| Set exercise |
Show every line in the records below that contains the word "answers".

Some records
* START *
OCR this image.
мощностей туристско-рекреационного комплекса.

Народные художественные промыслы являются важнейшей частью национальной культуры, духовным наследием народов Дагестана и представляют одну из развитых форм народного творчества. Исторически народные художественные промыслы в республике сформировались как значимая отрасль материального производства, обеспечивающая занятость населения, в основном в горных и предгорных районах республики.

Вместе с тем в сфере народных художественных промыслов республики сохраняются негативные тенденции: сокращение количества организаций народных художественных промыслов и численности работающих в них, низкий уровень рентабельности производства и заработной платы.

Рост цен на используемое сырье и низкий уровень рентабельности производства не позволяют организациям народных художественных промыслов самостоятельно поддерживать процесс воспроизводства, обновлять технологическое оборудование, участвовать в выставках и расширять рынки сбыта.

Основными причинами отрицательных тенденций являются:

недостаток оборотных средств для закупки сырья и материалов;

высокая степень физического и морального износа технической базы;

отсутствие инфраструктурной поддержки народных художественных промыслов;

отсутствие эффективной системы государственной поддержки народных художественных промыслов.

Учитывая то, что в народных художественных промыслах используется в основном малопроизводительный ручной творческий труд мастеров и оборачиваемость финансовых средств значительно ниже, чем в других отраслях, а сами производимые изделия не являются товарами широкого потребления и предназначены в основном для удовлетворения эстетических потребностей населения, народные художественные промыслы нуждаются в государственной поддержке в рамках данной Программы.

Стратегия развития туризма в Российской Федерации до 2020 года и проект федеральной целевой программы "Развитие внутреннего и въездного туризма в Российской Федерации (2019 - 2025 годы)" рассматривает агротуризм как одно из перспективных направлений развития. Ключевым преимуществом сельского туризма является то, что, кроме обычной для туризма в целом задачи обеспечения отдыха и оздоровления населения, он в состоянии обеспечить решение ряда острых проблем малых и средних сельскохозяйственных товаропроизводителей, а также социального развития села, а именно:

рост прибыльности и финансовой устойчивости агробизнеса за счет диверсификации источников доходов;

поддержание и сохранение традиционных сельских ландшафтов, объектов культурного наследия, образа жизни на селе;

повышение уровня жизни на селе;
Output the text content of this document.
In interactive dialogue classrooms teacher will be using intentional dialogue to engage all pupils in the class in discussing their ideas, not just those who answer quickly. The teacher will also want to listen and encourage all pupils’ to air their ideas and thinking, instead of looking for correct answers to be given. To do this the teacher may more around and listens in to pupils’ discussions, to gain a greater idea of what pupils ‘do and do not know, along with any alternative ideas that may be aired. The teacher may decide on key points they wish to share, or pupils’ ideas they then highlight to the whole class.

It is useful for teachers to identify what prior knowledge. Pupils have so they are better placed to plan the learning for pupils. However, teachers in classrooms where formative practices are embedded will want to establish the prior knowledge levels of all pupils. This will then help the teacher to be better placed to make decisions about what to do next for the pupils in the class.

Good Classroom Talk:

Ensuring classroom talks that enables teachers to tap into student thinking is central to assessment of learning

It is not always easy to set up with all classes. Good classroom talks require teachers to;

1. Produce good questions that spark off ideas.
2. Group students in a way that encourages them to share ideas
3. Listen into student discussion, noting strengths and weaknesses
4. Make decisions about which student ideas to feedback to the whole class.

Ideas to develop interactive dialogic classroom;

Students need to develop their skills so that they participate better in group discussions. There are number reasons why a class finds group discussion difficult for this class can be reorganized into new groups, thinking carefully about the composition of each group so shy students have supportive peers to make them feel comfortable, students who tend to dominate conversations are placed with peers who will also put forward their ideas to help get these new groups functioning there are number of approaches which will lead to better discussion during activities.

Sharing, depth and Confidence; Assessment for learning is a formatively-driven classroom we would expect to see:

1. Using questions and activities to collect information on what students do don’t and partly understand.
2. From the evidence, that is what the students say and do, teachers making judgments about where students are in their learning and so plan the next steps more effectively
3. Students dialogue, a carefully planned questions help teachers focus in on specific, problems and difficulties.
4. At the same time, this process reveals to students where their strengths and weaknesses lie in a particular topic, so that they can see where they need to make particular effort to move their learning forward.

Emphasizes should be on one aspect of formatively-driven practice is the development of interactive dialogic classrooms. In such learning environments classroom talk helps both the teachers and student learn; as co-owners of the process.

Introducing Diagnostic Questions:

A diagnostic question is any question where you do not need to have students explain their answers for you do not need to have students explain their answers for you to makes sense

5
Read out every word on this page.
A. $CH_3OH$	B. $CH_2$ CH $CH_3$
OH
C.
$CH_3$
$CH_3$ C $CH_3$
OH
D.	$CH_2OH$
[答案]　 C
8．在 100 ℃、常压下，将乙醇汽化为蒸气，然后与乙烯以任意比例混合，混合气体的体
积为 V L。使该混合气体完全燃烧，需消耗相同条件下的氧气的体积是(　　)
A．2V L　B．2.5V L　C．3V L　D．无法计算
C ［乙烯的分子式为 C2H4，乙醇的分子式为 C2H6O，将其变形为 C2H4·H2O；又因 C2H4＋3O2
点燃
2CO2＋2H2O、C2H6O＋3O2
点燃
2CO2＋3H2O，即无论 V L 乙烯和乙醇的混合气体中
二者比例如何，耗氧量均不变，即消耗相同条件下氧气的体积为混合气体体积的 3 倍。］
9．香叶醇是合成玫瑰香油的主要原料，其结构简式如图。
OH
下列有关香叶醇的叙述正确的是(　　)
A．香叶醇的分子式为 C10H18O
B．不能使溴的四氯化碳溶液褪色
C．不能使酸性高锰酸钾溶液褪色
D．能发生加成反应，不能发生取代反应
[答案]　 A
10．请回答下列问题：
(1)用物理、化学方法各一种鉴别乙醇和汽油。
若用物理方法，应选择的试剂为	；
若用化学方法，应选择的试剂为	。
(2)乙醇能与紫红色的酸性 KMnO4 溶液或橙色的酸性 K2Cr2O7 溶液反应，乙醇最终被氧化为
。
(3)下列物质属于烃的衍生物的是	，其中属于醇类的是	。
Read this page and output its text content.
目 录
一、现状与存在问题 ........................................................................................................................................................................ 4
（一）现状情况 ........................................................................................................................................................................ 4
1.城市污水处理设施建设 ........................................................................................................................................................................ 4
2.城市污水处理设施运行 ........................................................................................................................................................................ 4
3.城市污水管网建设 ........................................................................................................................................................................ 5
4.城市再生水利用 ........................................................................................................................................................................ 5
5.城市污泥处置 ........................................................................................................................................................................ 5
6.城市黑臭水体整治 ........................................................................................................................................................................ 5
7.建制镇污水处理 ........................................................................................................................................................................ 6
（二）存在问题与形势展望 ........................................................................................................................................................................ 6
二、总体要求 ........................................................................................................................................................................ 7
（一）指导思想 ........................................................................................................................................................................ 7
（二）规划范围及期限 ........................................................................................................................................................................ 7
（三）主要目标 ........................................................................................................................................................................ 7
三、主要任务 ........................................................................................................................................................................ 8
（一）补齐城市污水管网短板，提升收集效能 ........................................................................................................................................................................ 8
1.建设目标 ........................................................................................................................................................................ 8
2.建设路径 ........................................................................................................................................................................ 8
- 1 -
* END *
| The result |
In interactive dialogue classrooms teacher will be using intentional dialogue to engage all pupils in the class in discussing their ideas, not just those who answer quickly. The teacher will also want to listen and encourage all pupils’ to air their ideas and thinking, instead of looking for correct answers to be given. To do this the teacher may more around and listens in to pupils’ discussions, to gain a greater idea of what pupils ‘do and do not know, along with any alternative ideas that may be aired. The teacher may decide on key points they wish to share, or pupils’ ideas they then highlight to the whole class.
A diagnostic question is any question where you do not need to have students explain their answers for you do not need to have students explain their answers for you to makes sense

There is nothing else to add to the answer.